Dataset listings of figures
• • • • • • •

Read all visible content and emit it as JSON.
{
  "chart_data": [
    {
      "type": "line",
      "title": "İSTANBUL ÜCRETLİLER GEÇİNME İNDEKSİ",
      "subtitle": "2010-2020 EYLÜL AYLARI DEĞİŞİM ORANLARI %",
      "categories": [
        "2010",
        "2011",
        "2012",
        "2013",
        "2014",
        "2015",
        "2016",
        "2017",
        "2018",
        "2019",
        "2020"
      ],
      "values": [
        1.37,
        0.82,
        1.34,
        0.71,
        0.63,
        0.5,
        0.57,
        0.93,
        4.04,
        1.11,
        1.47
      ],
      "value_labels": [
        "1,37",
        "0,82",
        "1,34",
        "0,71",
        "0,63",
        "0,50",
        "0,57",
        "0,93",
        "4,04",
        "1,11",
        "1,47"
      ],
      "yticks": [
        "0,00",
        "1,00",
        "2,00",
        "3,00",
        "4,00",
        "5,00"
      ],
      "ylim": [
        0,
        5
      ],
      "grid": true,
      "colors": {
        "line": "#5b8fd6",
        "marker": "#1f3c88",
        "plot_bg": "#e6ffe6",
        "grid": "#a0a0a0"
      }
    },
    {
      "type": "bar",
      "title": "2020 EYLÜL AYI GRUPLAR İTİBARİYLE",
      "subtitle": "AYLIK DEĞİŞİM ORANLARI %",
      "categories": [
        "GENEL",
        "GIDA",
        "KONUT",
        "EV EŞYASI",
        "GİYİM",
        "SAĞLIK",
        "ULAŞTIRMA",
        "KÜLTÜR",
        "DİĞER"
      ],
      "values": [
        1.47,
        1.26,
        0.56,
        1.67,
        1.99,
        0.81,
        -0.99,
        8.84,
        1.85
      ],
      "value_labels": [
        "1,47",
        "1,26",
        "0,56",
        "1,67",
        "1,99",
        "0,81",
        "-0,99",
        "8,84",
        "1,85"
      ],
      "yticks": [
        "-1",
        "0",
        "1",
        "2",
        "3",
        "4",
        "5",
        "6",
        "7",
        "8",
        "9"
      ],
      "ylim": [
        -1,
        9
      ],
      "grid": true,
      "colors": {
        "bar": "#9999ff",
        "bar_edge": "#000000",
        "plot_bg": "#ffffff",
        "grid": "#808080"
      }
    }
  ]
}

• • • • • • •

Work to do -> Write out every line of the listing that holds the word "subtitle".

Reply to the exercise ->
      "subtitle": "2010-2020 EYLÜL AYLARI DEĞİŞİM ORANLARI %",
      "subtitle": "AYLIK DEĞİŞİM ORANLARI %",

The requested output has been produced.